▶ **WHAT TO PRODUCE**
Copy out the entries below precisely; nothing is to be omitted.

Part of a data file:
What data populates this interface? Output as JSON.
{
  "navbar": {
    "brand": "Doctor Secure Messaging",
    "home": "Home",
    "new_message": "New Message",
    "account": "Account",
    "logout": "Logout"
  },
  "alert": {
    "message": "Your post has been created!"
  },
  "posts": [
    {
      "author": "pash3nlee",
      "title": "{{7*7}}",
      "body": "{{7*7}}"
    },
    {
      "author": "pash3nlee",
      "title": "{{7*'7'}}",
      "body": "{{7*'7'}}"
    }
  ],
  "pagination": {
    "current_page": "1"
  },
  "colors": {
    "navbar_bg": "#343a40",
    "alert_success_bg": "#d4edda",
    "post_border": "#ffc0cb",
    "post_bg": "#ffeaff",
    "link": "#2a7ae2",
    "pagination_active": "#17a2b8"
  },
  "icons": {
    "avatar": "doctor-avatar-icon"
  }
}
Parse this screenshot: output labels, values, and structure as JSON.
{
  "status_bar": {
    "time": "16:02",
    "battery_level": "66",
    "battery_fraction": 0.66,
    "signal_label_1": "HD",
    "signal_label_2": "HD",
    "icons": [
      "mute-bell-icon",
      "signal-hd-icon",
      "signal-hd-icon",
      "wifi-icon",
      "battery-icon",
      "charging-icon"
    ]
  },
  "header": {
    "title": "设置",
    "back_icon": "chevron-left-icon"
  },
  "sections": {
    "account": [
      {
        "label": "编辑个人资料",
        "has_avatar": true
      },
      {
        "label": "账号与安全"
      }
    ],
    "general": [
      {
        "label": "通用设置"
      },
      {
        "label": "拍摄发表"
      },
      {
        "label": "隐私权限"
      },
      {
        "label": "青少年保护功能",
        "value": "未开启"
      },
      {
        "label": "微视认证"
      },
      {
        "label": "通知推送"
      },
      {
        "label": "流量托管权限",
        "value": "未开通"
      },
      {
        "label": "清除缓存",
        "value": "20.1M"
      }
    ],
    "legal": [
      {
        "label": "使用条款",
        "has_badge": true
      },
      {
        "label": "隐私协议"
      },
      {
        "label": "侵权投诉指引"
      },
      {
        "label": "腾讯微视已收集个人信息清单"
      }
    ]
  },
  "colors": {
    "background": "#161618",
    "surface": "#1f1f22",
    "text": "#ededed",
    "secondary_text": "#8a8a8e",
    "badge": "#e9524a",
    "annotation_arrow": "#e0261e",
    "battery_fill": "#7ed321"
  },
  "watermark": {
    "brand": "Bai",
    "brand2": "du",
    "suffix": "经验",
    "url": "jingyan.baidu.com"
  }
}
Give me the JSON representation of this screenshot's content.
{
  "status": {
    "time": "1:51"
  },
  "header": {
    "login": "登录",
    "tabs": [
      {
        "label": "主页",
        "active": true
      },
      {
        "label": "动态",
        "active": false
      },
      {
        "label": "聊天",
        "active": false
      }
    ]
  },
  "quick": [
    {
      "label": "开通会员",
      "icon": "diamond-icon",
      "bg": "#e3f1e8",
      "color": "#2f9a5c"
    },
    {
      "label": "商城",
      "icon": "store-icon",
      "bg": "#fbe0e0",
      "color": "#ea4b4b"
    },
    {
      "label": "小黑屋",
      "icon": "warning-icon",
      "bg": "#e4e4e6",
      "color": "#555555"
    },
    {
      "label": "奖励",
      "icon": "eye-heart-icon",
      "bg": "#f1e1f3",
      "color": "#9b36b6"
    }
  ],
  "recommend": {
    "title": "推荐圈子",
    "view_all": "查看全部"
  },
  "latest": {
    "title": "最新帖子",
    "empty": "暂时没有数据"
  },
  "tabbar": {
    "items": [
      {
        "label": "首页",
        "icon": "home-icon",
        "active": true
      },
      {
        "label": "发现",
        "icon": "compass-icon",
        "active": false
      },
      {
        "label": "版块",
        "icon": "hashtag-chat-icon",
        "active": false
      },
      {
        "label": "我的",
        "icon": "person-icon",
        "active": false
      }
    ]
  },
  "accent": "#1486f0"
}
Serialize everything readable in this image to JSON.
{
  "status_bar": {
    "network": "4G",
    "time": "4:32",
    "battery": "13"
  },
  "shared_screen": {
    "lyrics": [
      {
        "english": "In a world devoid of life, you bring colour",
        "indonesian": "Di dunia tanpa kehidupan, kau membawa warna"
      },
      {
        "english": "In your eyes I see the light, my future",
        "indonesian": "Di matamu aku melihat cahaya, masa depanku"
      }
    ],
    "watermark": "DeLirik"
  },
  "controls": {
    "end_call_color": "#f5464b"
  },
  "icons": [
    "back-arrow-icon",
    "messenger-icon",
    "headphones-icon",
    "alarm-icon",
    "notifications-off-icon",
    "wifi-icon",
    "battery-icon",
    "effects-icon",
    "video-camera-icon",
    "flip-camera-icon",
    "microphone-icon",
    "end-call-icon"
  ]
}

▶ **WRITTEN ANSWER**
What data populates this interface? Output as JSON.
{
  "navbar": {
    "brand": "Doctor Secure Messaging",
    "home": "Home",
    "new_message": "New Message",
    "account": "Account",
    "logout": "Logout"
  },
  "alert": {
    "message": "Your post has been created!"
  },
  "posts": [
    {
      "author": "pash3nlee",
      "title": "{{7*7}}",
      "body": "{{7*7}}"
    },
    {
      "author": "pash3nlee",
      "title": "{{7*'7'}}",
      "body": "{{7*'7'}}"
    }
  ],
  "pagination": {
    "current_page": "1"
  },
  "colors": {
    "navbar_bg": "#343a40",
    "alert_success_bg": "#d4edda",
    "post_border": "#ffc0cb",
    "post_bg": "#ffeaff",
    "link": "#2a7ae2",
    "pagination_active": "#17a2b8"
  },
  "icons": {
    "avatar": "doctor-avatar-icon"
  }
}
Parse this screenshot: output labels, values, and structure as JSON.
{
  "status_bar": {
    "time": "16:02",
    "battery_level": "66",
    "battery_fraction": 0.66,
    "signal_label_1": "HD",
    "signal_label_2": "HD",
    "icons": [
      "mute-bell-icon",
      "signal-hd-icon",
      "signal-hd-icon",
      "wifi-icon",
      "battery-icon",
      "charging-icon"
    ]
  },
  "header": {
    "title": "设置",
    "back_icon": "chevron-left-icon"
  },
  "sections": {
    "account": [
      {
        "label": "编辑个人资料",
        "has_avatar": true
      },
      {
        "label": "账号与安全"
      }
    ],
    "general": [
      {
        "label": "通用设置"
      },
      {
        "label": "拍摄发表"
      },
      {
        "label": "隐私权限"
      },
      {
        "label": "青少年保护功能",
        "value": "未开启"
      },
      {
        "label": "微视认证"
      },
      {
        "label": "通知推送"
      },
      {
        "label": "流量托管权限",
        "value": "未开通"
      },
      {
        "label": "清除缓存",
        "value": "20.1M"
      }
    ],
    "legal": [
      {
        "label": "使用条款",
        "has_badge": true
      },
      {
        "label": "隐私协议"
      },
      {
        "label": "侵权投诉指引"
      },
      {
        "label": "腾讯微视已收集个人信息清单"
      }
    ]
  },
  "colors": {
    "background": "#161618",
    "surface": "#1f1f22",
    "text": "#ededed",
    "secondary_text": "#8a8a8e",
    "badge": "#e9524a",
    "annotation_arrow": "#e0261e",
    "battery_fill": "#7ed321"
  },
  "watermark": {
    "brand": "Bai",
    "brand2": "du",
    "suffix": "经验",
    "url": "jingyan.baidu.com"
  }
}
Give me the JSON representation of this screenshot's content.
{
  "status": {
    "time": "1:51"
  },
  "header": {
    "login": "登录",
    "tabs": [
      {
        "label": "主页",
        "active": true
      },
      {
        "label": "动态",
        "active": false
      },
      {
        "label": "聊天",
        "active": false
      }
    ]
  },
  "quick": [
    {
      "label": "开通会员",
      "icon": "diamond-icon",
      "bg": "#e3f1e8",
      "color": "#2f9a5c"
    },
    {
      "label": "商城",
      "icon": "store-icon",
      "bg": "#fbe0e0",
      "color": "#ea4b4b"
    },
    {
      "label": "小黑屋",
      "icon": "warning-icon",
      "bg": "#e4e4e6",
      "color": "#555555"
    },
    {
      "label": "奖励",
      "icon": "eye-heart-icon",
      "bg": "#f1e1f3",
      "color": "#9b36b6"
    }
  ],
  "recommend": {
    "title": "推荐圈子",
    "view_all": "查看全部"
  },
  "latest": {
    "title": "最新帖子",
    "empty": "暂时没有数据"
  },
  "tabbar": {
    "items": [
      {
        "label": "首页",
        "icon": "home-icon",
        "active": true
      },
      {
        "label": "发现",
        "icon": "compass-icon",
        "active": false
      },
      {
        "label": "版块",
        "icon": "hashtag-chat-icon",
        "active": false
      },
      {
        "label": "我的",
        "icon": "person-icon",
        "active": false
      }
    ]
  },
  "accent": "#1486f0"
}
Serialize everything readable in this image to JSON.
{
  "status_bar": {
    "network": "4G",
    "time": "4:32",
    "battery": "13"
  },
  "shared_screen": {
    "lyrics": [
      {
        "english": "In a world devoid of life, you bring colour",
        "indonesian": "Di dunia tanpa kehidupan, kau membawa warna"
      },
      {
        "english": "In your eyes I see the light, my future",
        "indonesian": "Di matamu aku melihat cahaya, masa depanku"
      }
    ],
    "watermark": "DeLirik"
  },
  "controls": {
    "end_call_color": "#f5464b"
  },
  "icons": [
    "back-arrow-icon",
    "messenger-icon",
    "headphones-icon",
    "alarm-icon",
    "notifications-off-icon",
    "wifi-icon",
    "battery-icon",
    "effects-icon",
    "video-camera-icon",
    "flip-camera-icon",
    "microphone-icon",
    "end-call-icon"
  ]
}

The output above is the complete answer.